START
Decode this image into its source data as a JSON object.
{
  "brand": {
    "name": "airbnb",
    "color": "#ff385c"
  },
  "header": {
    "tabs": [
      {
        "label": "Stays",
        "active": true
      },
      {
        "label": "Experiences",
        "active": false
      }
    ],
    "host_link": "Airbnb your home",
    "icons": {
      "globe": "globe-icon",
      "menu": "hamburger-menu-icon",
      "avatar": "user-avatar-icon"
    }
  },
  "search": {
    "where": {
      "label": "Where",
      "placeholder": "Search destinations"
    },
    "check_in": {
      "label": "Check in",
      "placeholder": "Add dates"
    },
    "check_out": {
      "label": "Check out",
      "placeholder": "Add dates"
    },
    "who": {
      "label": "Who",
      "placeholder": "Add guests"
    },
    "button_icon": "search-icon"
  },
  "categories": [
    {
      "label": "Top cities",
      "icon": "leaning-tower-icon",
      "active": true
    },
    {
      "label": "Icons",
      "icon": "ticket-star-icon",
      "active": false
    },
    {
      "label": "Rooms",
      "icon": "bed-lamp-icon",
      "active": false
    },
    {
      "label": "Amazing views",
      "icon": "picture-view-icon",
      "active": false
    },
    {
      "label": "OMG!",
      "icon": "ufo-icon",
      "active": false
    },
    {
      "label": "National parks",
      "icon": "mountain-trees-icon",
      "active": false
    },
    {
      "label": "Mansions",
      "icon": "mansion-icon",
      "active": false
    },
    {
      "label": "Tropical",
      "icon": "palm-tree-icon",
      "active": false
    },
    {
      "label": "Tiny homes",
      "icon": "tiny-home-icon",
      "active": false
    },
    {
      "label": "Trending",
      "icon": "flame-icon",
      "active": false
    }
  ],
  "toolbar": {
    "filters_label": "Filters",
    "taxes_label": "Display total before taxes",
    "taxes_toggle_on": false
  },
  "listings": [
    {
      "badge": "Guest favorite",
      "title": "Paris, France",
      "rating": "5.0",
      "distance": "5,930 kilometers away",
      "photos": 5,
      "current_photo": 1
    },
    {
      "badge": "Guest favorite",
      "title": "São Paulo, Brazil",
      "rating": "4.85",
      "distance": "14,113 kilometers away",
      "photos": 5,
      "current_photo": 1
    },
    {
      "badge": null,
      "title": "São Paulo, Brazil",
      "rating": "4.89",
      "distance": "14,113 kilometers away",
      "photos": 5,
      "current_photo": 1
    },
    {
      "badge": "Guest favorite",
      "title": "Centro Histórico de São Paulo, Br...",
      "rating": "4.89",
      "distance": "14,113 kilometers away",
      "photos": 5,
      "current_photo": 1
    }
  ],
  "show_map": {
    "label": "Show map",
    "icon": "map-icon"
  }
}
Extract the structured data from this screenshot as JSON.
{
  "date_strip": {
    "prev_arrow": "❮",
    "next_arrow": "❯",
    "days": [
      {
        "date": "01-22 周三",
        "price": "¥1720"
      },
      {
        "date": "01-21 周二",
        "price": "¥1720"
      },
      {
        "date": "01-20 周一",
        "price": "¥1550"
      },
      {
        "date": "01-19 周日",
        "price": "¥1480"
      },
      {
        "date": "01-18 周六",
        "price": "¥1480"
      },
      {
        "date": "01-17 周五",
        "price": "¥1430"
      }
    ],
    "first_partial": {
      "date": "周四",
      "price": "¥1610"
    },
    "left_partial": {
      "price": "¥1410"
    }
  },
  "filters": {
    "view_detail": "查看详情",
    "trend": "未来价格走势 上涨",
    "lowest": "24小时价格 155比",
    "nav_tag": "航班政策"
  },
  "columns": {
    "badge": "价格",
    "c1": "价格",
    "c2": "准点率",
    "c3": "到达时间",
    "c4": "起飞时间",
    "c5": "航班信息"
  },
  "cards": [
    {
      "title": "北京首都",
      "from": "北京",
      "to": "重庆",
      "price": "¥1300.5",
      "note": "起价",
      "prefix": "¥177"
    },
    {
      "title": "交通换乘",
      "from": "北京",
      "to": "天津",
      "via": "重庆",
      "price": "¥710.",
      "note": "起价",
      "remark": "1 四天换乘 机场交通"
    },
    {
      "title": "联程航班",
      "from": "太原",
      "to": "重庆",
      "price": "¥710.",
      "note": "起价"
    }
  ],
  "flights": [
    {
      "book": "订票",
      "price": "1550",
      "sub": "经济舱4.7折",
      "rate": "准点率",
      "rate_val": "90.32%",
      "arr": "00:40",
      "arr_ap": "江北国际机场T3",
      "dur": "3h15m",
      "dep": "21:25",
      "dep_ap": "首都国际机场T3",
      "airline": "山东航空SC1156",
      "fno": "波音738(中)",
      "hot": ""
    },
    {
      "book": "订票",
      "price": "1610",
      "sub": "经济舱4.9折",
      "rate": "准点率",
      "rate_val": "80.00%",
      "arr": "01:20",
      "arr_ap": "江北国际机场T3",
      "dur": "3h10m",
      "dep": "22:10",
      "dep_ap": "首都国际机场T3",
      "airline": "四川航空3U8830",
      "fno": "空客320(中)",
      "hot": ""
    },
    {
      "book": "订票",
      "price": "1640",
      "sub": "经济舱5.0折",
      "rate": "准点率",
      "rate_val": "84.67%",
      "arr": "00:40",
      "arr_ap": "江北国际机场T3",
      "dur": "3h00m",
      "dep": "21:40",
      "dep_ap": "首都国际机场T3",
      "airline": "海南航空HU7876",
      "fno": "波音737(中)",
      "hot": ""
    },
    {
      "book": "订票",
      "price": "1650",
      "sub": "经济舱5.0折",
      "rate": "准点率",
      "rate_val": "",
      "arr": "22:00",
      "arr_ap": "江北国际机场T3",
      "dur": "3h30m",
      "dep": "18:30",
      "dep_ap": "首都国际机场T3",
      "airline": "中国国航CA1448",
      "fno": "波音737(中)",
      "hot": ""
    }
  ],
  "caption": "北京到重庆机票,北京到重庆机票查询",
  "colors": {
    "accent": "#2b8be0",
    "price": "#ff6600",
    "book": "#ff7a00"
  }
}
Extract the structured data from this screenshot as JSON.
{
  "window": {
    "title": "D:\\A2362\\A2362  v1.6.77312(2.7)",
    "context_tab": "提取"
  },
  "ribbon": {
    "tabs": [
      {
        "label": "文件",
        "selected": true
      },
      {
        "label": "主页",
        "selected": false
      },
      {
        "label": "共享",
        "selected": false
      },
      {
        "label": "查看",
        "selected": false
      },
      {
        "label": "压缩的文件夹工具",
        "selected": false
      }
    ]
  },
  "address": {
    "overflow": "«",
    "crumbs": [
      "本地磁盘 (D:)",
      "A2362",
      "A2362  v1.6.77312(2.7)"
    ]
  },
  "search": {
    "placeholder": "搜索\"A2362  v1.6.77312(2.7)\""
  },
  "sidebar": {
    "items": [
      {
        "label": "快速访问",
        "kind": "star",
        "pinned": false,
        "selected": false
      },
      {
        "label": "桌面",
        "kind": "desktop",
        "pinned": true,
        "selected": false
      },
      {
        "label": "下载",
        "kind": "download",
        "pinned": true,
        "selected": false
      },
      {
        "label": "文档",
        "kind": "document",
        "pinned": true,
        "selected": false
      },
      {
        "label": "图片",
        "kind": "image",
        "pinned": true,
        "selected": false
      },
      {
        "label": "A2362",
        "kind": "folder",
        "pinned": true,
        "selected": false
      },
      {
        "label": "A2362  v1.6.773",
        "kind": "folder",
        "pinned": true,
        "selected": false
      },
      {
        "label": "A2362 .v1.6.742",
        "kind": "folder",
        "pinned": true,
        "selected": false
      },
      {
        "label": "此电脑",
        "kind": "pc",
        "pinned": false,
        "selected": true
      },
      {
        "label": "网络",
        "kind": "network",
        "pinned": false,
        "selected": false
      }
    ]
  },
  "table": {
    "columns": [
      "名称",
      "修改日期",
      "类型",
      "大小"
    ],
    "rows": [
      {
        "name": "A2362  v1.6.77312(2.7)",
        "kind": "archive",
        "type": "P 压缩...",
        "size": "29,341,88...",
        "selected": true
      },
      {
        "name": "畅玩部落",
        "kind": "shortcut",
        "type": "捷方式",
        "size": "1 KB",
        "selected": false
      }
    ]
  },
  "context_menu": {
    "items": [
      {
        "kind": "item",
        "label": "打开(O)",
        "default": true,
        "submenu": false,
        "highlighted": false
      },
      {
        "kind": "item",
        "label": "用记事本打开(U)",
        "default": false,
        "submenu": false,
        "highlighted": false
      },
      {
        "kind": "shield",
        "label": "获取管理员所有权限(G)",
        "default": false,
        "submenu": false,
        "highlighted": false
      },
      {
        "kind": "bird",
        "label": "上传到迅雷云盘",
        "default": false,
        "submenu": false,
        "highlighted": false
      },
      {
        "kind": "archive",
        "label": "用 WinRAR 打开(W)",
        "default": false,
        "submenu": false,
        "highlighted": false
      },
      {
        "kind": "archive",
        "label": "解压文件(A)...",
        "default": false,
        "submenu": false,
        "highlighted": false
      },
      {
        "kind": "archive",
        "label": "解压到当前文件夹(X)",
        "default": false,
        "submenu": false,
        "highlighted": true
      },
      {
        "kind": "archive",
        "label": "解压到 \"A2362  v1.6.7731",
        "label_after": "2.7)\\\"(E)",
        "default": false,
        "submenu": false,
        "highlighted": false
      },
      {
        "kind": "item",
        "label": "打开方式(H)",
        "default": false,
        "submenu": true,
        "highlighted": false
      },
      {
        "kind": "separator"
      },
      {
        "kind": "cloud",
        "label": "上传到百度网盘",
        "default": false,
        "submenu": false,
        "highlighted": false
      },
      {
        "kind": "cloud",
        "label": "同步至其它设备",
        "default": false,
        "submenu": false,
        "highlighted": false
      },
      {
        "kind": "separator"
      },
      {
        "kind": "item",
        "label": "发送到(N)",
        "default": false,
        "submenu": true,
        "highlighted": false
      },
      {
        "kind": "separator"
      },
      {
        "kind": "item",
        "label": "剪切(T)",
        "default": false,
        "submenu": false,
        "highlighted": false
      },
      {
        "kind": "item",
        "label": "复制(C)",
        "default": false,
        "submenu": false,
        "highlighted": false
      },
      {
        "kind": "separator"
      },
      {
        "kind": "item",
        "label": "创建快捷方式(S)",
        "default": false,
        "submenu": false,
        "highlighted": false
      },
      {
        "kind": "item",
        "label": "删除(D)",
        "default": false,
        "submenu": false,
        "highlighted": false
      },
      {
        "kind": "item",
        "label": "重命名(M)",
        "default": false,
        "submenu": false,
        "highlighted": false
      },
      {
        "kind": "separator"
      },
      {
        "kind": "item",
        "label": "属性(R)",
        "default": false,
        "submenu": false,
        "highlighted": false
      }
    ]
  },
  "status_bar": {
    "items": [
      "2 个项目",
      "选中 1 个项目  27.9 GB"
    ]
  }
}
END
DIRECTIONS FOR THIS TASK:
Track down every line of the material containing the string "title", and copy it.

EXERCISE RESPONSE:
      "title": "Paris, France",
      "title": "São Paulo, Brazil",
      "title": "São Paulo, Brazil",
      "title": "Centro Histórico de São Paulo, Br...",
      "title": "北京首都",
      "title": "交通换乘",
      "title": "联程航班",
    "title": "D:\\A2362\\A2362  v1.6.77312(2.7)",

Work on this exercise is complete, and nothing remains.